-- start of Supplied material --
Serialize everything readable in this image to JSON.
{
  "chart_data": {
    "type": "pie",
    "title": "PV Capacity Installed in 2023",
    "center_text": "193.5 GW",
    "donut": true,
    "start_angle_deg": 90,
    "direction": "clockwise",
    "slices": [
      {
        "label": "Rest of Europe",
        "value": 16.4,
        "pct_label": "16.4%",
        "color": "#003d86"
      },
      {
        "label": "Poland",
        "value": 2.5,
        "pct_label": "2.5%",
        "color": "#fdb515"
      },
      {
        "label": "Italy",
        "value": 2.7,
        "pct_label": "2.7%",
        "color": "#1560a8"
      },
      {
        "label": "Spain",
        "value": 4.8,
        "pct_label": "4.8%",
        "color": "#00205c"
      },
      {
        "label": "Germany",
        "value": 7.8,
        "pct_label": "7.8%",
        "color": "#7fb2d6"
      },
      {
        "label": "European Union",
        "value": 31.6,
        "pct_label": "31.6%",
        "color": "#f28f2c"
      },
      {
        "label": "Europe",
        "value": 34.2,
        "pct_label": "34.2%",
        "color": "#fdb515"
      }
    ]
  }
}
-- end of Supplied material --
Exercise goal:
Count each line of the data where the word "color" appears, then reply with the total only.

Correct response:
7